**TASK REQUIREMENTS:** Print each entry word for word.

**EXERCISE INPUTS:**

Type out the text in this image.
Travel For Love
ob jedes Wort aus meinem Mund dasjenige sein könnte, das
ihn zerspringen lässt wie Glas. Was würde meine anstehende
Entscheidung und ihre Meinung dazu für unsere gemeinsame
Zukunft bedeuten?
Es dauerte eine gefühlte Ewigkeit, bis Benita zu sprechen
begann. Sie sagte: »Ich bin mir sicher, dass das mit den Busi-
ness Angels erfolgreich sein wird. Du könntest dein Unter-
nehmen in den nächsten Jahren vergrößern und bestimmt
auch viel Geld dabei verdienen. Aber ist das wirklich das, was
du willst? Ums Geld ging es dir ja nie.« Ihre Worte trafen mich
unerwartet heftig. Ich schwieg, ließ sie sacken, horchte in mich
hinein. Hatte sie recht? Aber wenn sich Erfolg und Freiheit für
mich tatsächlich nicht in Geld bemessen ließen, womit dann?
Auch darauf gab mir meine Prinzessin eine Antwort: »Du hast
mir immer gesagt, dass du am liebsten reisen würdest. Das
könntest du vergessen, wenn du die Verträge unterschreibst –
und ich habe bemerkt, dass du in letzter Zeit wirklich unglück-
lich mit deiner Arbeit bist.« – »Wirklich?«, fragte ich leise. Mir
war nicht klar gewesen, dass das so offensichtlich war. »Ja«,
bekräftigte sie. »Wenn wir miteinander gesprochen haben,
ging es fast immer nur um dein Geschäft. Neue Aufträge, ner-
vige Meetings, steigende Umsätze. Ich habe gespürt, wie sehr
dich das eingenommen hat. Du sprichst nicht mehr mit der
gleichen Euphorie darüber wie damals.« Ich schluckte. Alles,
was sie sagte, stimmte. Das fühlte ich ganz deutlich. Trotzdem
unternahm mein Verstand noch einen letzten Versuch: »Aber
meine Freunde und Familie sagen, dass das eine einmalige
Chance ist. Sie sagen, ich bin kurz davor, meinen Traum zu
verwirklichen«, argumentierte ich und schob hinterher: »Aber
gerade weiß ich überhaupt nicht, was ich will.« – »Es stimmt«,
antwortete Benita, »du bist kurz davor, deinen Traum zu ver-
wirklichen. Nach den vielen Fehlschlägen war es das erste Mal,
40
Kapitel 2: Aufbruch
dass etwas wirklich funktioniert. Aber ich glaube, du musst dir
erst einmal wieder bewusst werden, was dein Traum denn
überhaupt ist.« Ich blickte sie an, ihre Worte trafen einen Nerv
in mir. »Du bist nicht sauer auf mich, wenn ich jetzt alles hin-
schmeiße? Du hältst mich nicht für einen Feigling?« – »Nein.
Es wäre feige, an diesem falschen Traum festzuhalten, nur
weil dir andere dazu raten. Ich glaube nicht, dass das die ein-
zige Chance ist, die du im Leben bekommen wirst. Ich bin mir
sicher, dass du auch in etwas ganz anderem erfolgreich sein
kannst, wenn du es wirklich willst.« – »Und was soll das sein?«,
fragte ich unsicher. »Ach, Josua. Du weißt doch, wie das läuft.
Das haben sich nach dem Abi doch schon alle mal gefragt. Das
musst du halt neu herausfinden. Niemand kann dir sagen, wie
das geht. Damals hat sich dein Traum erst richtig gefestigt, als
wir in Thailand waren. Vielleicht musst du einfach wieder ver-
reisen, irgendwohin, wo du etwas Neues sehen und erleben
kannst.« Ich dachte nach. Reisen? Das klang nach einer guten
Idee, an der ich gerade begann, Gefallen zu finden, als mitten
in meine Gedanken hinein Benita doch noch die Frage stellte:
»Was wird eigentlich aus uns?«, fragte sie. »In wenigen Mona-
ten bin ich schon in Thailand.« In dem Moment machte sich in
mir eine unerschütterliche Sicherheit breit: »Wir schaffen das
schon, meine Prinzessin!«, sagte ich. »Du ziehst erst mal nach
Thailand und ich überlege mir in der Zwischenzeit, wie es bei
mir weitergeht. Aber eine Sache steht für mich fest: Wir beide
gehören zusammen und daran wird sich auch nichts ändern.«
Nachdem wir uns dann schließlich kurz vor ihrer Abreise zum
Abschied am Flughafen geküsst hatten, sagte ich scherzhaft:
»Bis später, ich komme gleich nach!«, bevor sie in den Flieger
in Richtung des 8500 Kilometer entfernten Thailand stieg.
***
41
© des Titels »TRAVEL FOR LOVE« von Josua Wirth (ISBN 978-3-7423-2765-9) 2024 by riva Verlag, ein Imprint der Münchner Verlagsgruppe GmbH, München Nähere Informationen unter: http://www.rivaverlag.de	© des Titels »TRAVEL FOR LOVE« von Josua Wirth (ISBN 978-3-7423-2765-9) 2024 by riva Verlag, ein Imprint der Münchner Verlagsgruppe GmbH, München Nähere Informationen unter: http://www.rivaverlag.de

**RESULT BELOW:**
Type out the text in this image.
Travel For Love
ob jedes Wort aus meinem Mund dasjenige sein könnte, das
ihn zerspringen lässt wie Glas. Was würde meine anstehende
Entscheidung und ihre Meinung dazu für unsere gemeinsame
Zukunft bedeuten?
Es dauerte eine gefühlte Ewigkeit, bis Benita zu sprechen
begann. Sie sagte: »Ich bin mir sicher, dass das mit den Busi-
ness Angels erfolgreich sein wird. Du könntest dein Unter-
nehmen in den nächsten Jahren vergrößern und bestimmt
auch viel Geld dabei verdienen. Aber ist das wirklich das, was
du willst? Ums Geld ging es dir ja nie.« Ihre Worte trafen mich
unerwartet heftig. Ich schwieg, ließ sie sacken, horchte in mich
hinein. Hatte sie recht? Aber wenn sich Erfolg und Freiheit für
mich tatsächlich nicht in Geld bemessen ließen, womit dann?
Auch darauf gab mir meine Prinzessin eine Antwort: »Du hast
mir immer gesagt, dass du am liebsten reisen würdest. Das
könntest du vergessen, wenn du die Verträge unterschreibst –
und ich habe bemerkt, dass du in letzter Zeit wirklich unglück-
lich mit deiner Arbeit bist.« – »Wirklich?«, fragte ich leise. Mir
war nicht klar gewesen, dass das so offensichtlich war. »Ja«,
bekräftigte sie. »Wenn wir miteinander gesprochen haben,
ging es fast immer nur um dein Geschäft. Neue Aufträge, ner-
vige Meetings, steigende Umsätze. Ich habe gespürt, wie sehr
dich das eingenommen hat. Du sprichst nicht mehr mit der
gleichen Euphorie darüber wie damals.« Ich schluckte. Alles,
was sie sagte, stimmte. Das fühlte ich ganz deutlich. Trotzdem
unternahm mein Verstand noch einen letzten Versuch: »Aber
meine Freunde und Familie sagen, dass das eine einmalige
Chance ist. Sie sagen, ich bin kurz davor, meinen Traum zu
verwirklichen«, argumentierte ich und schob hinterher: »Aber
gerade weiß ich überhaupt nicht, was ich will.« – »Es stimmt«,
antwortete Benita, »du bist kurz davor, deinen Traum zu ver-
wirklichen. Nach den vielen Fehlschlägen war es das erste Mal,
40
Kapitel 2: Aufbruch
dass etwas wirklich funktioniert. Aber ich glaube, du musst dir
erst einmal wieder bewusst werden, was dein Traum denn
überhaupt ist.« Ich blickte sie an, ihre Worte trafen einen Nerv
in mir. »Du bist nicht sauer auf mich, wenn ich jetzt alles hin-
schmeiße? Du hältst mich nicht für einen Feigling?« – »Nein.
Es wäre feige, an diesem falschen Traum festzuhalten, nur
weil dir andere dazu raten. Ich glaube nicht, dass das die ein-
zige Chance ist, die du im Leben bekommen wirst. Ich bin mir
sicher, dass du auch in etwas ganz anderem erfolgreich sein
kannst, wenn du es wirklich willst.« – »Und was soll das sein?«,
fragte ich unsicher. »Ach, Josua. Du weißt doch, wie das läuft.
Das haben sich nach dem Abi doch schon alle mal gefragt. Das
musst du halt neu herausfinden. Niemand kann dir sagen, wie
das geht. Damals hat sich dein Traum erst richtig gefestigt, als
wir in Thailand waren. Vielleicht musst du einfach wieder ver-
reisen, irgendwohin, wo du etwas Neues sehen und erleben
kannst.« Ich dachte nach. Reisen? Das klang nach einer guten
Idee, an der ich gerade begann, Gefallen zu finden, als mitten
in meine Gedanken hinein Benita doch noch die Frage stellte:
»Was wird eigentlich aus uns?«, fragte sie. »In wenigen Mona-
ten bin ich schon in Thailand.« In dem Moment machte sich in
mir eine unerschütterliche Sicherheit breit: »Wir schaffen das
schon, meine Prinzessin!«, sagte ich. »Du ziehst erst mal nach
Thailand und ich überlege mir in der Zwischenzeit, wie es bei
mir weitergeht. Aber eine Sache steht für mich fest: Wir beide
gehören zusammen und daran wird sich auch nichts ändern.«
Nachdem wir uns dann schließlich kurz vor ihrer Abreise zum
Abschied am Flughafen geküsst hatten, sagte ich scherzhaft:
»Bis später, ich komme gleich nach!«, bevor sie in den Flieger
in Richtung des 8500 Kilometer entfernten Thailand stieg.
***
41
© des Titels »TRAVEL FOR LOVE« von Josua Wirth (ISBN 978-3-7423-2765-9) 2024 by riva Verlag, ein Imprint der Münchner Verlagsgruppe GmbH, München Nähere Informationen unter: http://www.rivaverlag.de	© des Titels »TRAVEL FOR LOVE« von Josua Wirth (ISBN 978-3-7423-2765-9) 2024 by riva Verlag, ein Imprint der Münchner Verlagsgruppe GmbH, München Nähere Informationen unter: http://www.rivaverlag.de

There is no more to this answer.